(Dataset items)
<<<<

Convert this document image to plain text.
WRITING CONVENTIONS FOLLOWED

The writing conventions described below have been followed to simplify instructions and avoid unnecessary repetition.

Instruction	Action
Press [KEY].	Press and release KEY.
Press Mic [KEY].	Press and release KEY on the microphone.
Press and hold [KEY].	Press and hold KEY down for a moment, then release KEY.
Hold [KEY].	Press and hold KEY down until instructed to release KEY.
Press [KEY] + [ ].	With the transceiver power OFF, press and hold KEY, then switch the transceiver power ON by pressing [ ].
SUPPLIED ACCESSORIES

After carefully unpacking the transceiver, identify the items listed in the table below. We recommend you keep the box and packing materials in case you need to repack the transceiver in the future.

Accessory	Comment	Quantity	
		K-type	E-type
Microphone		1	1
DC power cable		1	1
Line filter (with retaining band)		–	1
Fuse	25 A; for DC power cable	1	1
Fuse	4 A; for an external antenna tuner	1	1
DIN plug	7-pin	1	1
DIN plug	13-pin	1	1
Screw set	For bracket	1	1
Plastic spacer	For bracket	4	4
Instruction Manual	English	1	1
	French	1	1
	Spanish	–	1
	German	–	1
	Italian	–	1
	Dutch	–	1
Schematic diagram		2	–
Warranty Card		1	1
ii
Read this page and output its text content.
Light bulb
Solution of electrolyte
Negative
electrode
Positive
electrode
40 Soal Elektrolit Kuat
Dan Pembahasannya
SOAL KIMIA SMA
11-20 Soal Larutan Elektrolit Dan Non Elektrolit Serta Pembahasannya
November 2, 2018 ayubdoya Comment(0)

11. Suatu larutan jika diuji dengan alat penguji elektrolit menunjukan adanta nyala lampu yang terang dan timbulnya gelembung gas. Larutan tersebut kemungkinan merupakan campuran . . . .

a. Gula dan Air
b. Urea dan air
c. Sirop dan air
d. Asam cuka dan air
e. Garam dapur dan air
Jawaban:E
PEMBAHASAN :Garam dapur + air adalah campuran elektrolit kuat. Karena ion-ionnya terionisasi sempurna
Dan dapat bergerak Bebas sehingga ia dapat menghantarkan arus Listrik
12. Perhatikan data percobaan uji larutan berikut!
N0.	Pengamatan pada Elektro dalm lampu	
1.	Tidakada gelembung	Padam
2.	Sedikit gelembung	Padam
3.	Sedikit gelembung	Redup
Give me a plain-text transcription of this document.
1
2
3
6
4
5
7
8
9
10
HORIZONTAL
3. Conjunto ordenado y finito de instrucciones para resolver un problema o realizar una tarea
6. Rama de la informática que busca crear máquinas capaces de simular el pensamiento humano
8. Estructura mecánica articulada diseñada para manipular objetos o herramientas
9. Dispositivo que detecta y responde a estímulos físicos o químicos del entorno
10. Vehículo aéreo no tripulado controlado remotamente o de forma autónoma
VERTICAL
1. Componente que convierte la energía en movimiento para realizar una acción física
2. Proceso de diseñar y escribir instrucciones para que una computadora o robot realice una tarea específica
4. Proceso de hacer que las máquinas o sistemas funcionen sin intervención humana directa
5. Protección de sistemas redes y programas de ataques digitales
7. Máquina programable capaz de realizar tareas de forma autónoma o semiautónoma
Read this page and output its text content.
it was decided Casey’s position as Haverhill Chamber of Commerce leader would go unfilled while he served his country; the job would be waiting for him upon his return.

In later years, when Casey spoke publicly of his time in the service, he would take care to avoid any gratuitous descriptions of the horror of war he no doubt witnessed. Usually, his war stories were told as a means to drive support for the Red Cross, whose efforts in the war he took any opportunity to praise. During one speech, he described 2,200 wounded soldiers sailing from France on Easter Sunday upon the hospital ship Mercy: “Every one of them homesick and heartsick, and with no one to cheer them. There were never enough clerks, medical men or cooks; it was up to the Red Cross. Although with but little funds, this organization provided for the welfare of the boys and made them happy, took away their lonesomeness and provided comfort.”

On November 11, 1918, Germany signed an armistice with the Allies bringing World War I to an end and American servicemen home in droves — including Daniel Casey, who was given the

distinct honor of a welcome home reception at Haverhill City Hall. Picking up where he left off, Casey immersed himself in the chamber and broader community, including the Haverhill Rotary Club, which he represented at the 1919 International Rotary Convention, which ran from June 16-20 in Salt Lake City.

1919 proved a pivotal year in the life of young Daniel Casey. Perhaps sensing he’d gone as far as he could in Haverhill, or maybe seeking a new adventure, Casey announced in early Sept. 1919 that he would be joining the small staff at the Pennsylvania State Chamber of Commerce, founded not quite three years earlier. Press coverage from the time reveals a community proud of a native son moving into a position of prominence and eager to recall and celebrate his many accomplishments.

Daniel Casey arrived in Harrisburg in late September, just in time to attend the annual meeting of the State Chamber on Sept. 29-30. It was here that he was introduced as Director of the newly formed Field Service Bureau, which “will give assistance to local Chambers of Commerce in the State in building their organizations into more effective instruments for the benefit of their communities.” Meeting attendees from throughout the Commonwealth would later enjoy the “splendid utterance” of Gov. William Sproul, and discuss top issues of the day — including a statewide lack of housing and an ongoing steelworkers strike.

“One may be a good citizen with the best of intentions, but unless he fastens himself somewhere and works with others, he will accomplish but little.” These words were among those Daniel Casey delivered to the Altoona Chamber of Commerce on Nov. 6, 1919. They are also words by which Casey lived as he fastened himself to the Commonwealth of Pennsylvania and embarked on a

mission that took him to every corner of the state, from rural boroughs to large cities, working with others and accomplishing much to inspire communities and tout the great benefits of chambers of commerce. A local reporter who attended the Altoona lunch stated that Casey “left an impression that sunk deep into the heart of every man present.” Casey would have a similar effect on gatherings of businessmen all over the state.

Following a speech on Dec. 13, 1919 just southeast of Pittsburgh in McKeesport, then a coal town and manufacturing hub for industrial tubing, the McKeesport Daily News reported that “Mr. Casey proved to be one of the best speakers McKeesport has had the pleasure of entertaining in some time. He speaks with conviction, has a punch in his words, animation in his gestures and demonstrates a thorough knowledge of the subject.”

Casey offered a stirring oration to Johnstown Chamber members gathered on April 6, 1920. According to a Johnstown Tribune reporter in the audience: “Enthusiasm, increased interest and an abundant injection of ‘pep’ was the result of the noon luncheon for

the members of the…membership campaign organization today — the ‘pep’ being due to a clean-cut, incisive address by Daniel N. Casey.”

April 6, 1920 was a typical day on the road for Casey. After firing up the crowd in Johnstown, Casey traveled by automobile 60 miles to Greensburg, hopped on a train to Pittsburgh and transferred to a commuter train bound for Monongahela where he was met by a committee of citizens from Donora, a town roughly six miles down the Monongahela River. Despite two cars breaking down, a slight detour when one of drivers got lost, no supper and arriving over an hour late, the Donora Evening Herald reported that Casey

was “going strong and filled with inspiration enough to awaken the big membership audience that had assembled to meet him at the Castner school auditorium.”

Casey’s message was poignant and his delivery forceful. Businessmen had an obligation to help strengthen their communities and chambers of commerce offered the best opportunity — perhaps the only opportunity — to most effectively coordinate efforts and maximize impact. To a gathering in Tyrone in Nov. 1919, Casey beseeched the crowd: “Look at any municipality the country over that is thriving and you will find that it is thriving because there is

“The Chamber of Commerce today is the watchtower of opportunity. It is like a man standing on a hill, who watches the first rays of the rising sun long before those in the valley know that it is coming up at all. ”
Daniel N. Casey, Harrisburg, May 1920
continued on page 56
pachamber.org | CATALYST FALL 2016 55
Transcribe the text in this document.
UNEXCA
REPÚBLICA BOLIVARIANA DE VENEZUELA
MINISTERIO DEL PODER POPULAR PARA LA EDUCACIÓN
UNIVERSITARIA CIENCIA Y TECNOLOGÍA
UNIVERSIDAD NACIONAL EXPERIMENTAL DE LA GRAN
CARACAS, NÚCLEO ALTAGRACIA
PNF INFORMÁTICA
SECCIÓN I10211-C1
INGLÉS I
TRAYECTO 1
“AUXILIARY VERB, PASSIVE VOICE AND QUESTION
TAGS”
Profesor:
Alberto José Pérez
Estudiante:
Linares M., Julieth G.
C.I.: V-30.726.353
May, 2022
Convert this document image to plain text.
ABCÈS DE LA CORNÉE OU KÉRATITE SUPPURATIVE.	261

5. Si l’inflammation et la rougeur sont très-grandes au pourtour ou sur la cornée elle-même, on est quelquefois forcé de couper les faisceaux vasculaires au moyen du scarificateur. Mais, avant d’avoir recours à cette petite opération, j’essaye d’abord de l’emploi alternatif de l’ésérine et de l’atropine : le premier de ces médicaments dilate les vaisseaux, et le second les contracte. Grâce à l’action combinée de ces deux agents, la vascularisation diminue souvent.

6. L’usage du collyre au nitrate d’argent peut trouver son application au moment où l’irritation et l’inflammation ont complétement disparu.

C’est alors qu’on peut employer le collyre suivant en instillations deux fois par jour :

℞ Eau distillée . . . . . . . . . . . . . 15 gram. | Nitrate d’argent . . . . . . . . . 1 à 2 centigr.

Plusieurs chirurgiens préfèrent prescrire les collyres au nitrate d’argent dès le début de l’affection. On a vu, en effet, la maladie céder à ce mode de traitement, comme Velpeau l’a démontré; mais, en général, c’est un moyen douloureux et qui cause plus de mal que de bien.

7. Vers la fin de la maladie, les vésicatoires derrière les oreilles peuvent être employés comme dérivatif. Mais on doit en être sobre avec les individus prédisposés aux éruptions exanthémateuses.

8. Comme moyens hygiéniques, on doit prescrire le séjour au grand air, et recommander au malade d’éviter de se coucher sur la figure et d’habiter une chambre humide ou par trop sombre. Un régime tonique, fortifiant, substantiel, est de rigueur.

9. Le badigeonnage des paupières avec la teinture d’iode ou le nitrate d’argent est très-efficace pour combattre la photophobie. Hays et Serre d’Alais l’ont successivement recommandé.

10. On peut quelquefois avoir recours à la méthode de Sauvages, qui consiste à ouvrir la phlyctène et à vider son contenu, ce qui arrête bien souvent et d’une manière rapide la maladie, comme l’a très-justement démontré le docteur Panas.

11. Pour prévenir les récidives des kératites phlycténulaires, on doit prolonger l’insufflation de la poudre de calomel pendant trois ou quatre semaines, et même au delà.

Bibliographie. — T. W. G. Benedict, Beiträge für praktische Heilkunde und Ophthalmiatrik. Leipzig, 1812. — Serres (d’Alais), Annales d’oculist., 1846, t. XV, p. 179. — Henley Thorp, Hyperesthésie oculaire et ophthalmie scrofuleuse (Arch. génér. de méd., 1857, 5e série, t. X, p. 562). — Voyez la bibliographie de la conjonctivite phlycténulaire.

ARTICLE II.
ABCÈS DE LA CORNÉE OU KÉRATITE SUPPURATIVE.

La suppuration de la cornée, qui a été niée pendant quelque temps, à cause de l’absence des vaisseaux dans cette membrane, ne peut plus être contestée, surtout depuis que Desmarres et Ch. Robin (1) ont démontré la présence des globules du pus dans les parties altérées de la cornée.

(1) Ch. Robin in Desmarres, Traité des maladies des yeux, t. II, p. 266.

>>>>

Problem requirements:
Look through the entries and find each line that has the string "realizar". Copy those lines.

Response below:
3. Conjunto ordenado y finito de instrucciones para resolver un problema o realizar una tarea
1. Componente que convierte la energía en movimiento para realizar una acción física
7. Máquina programable capaz de realizar tareas de forma autónoma o semiautónoma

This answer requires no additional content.